Extract all lines in the data that contain the word "performance".

+++

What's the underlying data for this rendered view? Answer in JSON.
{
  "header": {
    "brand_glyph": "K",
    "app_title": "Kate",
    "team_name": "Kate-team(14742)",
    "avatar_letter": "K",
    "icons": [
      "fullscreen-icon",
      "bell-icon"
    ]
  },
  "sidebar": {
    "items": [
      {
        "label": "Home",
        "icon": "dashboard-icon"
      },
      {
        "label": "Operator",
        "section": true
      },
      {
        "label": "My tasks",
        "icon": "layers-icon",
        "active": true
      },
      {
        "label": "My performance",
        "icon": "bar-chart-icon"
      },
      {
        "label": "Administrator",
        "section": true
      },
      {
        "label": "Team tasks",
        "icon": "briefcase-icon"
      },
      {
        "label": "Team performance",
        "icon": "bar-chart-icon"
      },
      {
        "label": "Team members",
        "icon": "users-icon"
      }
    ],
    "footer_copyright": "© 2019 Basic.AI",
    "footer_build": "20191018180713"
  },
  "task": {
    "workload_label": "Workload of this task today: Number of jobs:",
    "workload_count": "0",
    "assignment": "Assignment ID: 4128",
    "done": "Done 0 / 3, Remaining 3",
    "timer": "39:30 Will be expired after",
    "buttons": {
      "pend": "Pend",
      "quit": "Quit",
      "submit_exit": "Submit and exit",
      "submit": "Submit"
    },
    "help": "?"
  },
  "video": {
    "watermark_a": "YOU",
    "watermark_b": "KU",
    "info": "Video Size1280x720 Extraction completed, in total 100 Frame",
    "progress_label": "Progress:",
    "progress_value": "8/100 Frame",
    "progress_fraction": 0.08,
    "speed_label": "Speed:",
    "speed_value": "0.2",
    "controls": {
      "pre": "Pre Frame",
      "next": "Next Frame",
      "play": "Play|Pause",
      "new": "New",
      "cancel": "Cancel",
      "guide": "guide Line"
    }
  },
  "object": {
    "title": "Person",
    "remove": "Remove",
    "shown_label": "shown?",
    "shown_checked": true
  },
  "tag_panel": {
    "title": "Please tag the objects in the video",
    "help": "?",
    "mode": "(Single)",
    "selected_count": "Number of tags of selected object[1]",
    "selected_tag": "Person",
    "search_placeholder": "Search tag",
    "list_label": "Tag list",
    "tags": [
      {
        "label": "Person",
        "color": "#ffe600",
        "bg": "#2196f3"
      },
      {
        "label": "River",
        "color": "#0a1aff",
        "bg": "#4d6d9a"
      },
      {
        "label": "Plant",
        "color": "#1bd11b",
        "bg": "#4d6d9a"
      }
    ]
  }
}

+++

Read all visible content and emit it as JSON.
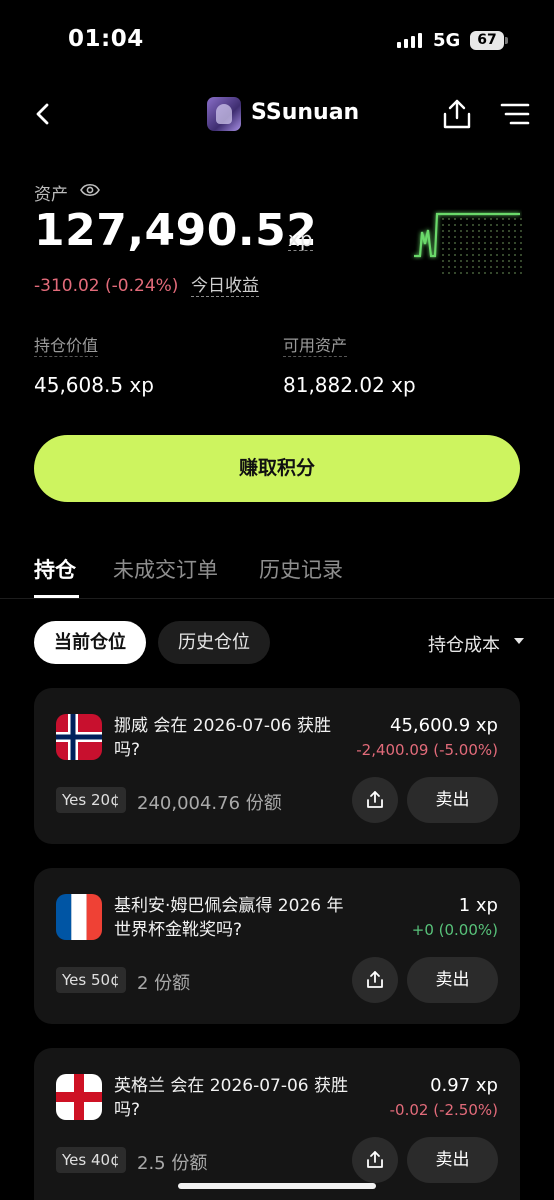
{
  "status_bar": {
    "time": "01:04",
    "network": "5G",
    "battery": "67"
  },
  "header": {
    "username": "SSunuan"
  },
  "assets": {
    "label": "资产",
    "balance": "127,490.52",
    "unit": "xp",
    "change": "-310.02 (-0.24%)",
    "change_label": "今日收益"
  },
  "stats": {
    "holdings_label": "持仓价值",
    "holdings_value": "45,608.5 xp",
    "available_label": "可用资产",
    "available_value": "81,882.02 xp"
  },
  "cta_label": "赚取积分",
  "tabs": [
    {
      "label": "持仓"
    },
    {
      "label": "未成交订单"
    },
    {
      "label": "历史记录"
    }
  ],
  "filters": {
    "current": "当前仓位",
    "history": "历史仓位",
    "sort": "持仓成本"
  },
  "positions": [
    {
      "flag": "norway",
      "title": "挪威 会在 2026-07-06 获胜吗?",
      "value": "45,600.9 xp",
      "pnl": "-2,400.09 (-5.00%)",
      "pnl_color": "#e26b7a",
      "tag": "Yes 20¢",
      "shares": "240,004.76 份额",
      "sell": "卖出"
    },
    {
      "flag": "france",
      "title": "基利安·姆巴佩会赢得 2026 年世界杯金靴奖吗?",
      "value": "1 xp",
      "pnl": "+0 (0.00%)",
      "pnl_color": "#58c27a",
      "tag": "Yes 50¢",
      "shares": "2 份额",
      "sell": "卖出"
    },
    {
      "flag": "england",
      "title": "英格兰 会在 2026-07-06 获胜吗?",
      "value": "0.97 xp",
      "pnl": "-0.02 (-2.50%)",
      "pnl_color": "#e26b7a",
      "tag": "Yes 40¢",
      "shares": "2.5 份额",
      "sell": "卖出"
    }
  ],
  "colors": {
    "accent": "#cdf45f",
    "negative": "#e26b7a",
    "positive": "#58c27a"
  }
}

+++

TASK RESULT:
        "label": "My performance",
        "label": "Team performance",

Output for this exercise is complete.